**Stated goal**
Reproduce the lines of the material from its first line through the line holding "45, 298, 85]", both included.

**Supplied records**
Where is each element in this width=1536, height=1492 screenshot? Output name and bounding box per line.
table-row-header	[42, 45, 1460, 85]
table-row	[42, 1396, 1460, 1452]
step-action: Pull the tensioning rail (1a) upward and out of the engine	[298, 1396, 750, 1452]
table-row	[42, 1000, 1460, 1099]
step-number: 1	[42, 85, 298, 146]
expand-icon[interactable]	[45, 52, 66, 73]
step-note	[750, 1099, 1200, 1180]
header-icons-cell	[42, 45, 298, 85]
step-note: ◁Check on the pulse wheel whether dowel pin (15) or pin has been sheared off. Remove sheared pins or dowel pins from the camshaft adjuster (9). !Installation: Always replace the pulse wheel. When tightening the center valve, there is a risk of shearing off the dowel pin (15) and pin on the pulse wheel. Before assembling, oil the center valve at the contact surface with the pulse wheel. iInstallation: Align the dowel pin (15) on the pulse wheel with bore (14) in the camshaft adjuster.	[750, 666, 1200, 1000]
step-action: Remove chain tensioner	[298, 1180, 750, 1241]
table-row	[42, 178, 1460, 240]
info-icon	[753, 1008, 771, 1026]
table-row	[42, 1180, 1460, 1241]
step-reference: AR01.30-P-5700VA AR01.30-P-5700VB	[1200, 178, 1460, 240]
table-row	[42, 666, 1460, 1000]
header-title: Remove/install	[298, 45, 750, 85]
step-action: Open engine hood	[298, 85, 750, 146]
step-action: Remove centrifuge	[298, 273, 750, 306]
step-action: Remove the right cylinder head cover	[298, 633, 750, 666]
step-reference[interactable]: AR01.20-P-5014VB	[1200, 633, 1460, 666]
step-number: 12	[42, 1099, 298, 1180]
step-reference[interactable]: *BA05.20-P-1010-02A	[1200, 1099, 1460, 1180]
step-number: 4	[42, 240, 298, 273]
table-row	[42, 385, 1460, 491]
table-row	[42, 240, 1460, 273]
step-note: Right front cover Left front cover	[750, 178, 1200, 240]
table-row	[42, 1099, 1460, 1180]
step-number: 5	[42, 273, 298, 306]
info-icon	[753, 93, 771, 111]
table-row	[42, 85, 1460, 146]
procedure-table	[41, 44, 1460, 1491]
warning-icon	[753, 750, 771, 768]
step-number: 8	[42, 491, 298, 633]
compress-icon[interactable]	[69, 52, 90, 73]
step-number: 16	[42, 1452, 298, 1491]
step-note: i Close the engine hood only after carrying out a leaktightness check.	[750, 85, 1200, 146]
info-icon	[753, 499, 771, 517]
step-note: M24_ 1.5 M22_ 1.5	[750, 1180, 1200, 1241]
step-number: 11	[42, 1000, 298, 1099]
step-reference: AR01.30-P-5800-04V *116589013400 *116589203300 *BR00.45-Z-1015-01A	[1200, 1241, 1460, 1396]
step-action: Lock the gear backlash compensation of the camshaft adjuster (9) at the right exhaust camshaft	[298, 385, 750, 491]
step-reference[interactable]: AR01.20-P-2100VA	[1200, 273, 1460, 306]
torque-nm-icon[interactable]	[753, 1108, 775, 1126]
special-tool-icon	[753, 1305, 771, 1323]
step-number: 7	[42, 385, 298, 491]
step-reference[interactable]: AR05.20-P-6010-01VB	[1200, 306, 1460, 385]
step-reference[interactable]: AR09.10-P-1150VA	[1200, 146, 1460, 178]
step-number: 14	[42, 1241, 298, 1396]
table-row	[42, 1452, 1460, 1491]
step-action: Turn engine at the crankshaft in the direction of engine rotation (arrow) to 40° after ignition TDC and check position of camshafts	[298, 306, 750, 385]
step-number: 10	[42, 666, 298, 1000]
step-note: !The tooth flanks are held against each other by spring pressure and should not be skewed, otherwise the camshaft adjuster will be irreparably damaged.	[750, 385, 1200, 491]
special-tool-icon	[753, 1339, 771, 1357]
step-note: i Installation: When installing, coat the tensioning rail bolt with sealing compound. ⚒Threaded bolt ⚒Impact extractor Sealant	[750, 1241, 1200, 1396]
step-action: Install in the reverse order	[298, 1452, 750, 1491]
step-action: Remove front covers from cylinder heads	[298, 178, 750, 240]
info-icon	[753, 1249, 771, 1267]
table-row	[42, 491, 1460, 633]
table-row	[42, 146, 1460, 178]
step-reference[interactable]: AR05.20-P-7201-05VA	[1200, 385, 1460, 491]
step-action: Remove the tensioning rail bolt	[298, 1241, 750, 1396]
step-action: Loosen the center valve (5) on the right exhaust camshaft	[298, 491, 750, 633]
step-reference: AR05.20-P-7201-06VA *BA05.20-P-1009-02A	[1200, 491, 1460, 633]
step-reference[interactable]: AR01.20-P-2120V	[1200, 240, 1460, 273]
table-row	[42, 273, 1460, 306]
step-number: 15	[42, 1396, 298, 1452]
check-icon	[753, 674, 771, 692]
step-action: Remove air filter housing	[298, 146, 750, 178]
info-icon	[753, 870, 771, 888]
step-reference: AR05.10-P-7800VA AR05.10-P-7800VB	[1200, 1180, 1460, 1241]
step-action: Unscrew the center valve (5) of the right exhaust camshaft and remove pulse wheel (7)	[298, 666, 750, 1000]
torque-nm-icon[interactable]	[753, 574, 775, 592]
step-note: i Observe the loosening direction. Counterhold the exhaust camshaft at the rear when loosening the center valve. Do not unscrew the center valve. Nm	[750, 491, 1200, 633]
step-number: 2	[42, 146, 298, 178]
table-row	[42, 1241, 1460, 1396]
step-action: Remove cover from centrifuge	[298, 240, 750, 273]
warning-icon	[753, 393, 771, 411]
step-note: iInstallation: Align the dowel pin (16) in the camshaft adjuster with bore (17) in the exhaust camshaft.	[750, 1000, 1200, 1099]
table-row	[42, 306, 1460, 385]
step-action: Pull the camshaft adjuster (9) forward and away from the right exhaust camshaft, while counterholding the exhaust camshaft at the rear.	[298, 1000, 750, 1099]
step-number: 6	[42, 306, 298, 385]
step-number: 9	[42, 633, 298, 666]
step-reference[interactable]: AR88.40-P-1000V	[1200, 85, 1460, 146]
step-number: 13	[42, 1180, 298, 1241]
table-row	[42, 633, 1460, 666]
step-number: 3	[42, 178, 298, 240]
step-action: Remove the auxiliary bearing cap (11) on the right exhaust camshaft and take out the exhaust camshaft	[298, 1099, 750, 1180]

**The response**
Where is each element in this width=1536, height=1492 screenshot? Output name and bounding box per line.
table-row-header	[42, 45, 1460, 85]
table-row	[42, 1396, 1460, 1452]
step-action: Pull the tensioning rail (1a) upward and out of the engine	[298, 1396, 750, 1452]
table-row	[42, 1000, 1460, 1099]
step-number: 1	[42, 85, 298, 146]
expand-icon[interactable]	[45, 52, 66, 73]
step-note	[750, 1099, 1200, 1180]
header-icons-cell	[42, 45, 298, 85]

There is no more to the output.